Short exercise
Copy each line below that includes "Agronómico".

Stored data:

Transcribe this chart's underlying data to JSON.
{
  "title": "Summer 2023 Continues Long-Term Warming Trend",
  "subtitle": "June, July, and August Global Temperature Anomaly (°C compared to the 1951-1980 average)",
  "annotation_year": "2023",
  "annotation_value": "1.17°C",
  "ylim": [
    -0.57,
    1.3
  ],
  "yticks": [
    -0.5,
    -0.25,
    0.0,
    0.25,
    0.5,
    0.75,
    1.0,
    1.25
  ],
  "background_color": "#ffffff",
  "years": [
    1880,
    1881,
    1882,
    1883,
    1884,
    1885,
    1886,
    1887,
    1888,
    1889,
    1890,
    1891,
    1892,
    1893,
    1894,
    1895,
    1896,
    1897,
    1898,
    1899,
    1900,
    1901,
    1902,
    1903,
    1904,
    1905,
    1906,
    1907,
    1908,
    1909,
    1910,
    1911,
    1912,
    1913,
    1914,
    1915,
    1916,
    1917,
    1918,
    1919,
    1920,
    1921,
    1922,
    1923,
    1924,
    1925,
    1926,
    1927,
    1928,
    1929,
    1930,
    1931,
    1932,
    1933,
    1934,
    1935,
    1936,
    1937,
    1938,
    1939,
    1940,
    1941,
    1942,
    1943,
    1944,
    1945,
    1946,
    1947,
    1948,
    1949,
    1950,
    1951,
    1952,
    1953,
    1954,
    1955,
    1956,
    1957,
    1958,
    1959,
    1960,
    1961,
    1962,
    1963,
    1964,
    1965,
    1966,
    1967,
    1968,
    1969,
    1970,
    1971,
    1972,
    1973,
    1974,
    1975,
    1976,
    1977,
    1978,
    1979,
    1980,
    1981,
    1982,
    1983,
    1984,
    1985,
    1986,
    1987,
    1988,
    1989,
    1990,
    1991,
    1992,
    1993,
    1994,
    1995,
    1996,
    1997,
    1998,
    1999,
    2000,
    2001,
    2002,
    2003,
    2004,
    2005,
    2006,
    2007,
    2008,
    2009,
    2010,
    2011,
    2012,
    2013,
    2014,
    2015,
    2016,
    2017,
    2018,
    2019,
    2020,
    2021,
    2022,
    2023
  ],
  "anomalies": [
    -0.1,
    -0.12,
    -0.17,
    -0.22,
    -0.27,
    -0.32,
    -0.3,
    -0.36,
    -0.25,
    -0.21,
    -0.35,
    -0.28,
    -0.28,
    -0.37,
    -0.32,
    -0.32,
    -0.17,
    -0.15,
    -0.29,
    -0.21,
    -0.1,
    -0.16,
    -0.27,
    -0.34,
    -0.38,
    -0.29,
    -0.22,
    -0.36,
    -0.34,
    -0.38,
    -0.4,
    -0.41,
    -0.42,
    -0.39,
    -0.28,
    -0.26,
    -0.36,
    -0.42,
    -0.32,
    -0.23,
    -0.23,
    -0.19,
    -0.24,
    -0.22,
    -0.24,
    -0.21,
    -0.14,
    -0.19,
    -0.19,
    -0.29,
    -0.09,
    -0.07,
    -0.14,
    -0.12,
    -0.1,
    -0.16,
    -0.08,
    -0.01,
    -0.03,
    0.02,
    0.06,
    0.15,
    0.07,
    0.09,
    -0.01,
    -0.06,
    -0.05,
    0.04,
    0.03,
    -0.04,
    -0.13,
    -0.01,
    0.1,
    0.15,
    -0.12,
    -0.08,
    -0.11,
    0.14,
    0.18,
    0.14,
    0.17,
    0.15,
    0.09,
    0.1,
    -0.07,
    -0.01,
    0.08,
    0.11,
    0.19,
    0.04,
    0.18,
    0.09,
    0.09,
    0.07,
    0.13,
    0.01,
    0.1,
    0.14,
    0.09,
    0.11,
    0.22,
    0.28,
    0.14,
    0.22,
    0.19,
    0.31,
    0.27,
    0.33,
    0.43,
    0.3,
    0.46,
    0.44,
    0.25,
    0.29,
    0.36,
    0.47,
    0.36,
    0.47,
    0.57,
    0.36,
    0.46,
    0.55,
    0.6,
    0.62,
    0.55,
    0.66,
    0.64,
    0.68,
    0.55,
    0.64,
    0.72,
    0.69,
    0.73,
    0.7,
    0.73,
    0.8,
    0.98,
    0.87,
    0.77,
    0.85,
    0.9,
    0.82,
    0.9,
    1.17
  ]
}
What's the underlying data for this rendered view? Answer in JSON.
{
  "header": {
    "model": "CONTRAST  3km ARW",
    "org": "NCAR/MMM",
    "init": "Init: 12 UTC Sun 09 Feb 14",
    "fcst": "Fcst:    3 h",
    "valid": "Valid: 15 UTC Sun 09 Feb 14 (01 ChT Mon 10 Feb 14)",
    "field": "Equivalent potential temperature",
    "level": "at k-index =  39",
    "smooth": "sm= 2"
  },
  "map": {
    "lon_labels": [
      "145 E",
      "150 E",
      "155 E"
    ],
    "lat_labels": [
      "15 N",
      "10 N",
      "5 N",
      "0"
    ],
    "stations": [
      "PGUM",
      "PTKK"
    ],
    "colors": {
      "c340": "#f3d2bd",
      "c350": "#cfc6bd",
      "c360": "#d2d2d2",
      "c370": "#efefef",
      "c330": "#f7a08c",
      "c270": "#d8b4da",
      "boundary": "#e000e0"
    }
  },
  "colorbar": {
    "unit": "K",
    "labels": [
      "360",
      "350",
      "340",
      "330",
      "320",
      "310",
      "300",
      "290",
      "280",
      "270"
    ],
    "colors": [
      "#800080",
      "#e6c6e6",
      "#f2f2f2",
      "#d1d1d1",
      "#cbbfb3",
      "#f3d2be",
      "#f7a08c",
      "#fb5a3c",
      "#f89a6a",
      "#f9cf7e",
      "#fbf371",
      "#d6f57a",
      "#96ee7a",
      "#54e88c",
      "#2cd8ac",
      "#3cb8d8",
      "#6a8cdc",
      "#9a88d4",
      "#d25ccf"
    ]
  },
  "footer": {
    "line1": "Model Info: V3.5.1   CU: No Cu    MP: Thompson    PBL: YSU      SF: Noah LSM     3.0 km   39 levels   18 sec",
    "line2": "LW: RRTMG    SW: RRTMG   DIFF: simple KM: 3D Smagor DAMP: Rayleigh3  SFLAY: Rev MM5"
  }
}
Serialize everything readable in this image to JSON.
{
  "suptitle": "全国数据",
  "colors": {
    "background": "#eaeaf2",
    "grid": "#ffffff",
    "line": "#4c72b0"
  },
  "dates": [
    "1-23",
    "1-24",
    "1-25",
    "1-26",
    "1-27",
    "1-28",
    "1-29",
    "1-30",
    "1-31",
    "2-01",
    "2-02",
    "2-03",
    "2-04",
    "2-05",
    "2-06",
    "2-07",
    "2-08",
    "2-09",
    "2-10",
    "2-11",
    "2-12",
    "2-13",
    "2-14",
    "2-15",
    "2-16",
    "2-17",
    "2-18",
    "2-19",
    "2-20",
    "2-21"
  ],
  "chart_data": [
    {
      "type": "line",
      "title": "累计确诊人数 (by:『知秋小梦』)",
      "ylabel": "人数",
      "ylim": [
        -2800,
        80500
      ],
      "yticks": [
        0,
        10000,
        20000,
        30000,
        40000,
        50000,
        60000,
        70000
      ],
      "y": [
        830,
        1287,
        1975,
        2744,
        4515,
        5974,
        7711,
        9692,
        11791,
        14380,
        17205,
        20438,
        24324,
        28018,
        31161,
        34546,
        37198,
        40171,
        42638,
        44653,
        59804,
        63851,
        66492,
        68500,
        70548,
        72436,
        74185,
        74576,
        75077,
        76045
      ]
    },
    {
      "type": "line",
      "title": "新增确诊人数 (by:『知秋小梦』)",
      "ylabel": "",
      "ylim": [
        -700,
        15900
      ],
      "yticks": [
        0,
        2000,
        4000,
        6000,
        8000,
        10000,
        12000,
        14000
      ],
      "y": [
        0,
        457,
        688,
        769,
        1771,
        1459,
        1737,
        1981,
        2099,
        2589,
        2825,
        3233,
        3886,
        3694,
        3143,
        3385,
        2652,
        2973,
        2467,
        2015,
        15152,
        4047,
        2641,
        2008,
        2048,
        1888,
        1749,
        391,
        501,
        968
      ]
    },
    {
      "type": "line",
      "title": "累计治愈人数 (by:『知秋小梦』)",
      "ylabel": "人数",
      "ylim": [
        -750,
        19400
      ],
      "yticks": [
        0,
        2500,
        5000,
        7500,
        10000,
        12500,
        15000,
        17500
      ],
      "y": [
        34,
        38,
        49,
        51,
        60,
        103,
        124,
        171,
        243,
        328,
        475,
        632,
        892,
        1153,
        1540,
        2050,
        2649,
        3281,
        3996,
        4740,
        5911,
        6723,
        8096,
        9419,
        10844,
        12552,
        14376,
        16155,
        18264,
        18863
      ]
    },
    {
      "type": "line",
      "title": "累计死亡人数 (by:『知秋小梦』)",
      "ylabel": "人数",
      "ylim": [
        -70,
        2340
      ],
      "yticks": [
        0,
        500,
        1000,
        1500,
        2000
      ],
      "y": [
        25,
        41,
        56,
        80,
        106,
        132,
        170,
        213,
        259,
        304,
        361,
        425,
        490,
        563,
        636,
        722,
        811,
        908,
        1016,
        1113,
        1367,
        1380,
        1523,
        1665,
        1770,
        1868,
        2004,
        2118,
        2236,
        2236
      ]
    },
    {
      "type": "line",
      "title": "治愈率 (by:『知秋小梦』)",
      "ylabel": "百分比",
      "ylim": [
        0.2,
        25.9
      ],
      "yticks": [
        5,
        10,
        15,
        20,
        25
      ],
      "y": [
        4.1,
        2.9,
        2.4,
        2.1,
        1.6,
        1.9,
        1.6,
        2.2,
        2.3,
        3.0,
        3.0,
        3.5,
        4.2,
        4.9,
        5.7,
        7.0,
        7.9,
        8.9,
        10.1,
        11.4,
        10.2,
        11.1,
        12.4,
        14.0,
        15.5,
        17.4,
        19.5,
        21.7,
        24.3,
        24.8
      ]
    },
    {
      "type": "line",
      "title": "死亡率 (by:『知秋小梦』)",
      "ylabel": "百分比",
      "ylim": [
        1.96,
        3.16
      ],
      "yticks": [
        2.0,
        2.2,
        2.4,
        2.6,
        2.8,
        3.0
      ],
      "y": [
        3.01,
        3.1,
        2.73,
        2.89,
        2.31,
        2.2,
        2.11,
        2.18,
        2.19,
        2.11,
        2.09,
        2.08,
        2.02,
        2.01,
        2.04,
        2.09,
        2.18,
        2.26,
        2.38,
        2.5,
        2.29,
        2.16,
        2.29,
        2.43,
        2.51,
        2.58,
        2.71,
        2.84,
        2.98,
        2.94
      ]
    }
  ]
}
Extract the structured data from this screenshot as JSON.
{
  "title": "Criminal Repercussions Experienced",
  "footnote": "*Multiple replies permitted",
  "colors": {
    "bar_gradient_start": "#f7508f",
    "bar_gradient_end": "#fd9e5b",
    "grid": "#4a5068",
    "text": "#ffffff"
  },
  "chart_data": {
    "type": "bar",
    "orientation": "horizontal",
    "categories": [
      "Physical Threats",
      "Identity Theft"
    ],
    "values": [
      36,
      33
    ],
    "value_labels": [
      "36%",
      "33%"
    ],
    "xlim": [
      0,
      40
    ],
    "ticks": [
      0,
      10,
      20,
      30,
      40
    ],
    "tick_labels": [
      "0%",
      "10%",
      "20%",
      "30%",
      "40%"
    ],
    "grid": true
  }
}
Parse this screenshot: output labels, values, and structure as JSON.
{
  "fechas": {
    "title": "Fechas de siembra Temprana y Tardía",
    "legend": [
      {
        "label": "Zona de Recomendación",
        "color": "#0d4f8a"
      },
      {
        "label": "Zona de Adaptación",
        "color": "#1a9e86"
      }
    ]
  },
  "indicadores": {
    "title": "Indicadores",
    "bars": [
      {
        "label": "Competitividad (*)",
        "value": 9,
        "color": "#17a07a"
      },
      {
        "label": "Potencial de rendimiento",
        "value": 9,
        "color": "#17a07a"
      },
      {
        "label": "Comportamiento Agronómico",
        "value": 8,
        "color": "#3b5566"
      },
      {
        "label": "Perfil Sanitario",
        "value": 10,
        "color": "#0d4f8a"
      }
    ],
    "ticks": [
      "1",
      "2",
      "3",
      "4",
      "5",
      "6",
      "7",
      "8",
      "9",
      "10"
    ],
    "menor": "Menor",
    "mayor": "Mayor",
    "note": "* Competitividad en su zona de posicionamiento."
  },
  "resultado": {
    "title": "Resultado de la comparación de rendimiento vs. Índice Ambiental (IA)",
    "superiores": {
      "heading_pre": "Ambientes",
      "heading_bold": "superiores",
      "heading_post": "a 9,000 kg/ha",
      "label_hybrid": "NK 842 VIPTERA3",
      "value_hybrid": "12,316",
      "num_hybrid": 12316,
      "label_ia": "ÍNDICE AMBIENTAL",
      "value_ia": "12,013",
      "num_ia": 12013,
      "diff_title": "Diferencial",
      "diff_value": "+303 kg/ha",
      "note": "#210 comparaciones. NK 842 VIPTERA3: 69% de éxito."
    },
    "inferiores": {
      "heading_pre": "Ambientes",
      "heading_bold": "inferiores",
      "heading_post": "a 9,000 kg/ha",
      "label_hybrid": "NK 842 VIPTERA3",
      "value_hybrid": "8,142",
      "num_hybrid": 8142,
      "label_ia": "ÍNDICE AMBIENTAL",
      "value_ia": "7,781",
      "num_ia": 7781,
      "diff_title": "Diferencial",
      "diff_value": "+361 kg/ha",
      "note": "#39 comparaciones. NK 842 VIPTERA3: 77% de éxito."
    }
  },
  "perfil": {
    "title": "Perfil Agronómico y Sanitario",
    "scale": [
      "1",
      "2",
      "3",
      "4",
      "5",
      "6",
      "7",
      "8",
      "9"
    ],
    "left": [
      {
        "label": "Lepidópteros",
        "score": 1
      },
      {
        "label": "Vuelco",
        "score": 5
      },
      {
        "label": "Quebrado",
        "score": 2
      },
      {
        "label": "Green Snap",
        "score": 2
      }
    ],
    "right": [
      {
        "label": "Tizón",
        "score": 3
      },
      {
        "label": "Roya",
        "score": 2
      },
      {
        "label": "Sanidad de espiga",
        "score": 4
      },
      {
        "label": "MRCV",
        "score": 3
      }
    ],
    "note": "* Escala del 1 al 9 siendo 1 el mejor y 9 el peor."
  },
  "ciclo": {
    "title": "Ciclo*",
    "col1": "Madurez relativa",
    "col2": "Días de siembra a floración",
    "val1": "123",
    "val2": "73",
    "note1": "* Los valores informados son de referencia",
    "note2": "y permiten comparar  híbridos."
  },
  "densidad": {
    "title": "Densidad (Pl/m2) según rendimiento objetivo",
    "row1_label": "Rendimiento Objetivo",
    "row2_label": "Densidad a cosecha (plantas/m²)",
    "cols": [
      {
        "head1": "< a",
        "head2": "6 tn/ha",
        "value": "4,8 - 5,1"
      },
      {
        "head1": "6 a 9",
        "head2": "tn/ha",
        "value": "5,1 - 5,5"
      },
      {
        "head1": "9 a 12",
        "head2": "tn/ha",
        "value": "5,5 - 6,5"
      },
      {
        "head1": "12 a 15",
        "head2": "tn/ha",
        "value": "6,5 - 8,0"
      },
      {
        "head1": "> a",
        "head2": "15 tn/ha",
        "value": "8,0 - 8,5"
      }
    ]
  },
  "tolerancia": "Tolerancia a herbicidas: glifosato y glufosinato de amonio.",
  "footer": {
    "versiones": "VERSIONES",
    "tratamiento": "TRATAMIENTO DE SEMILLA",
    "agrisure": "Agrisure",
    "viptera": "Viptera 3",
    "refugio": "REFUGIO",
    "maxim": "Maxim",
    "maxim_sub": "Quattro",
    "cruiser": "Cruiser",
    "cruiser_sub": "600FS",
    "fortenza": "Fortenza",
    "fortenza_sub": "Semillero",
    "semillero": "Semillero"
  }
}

Solution for this problem
        "label": "Comportamiento Agronómico",
    "title": "Perfil Agronómico y Sanitario",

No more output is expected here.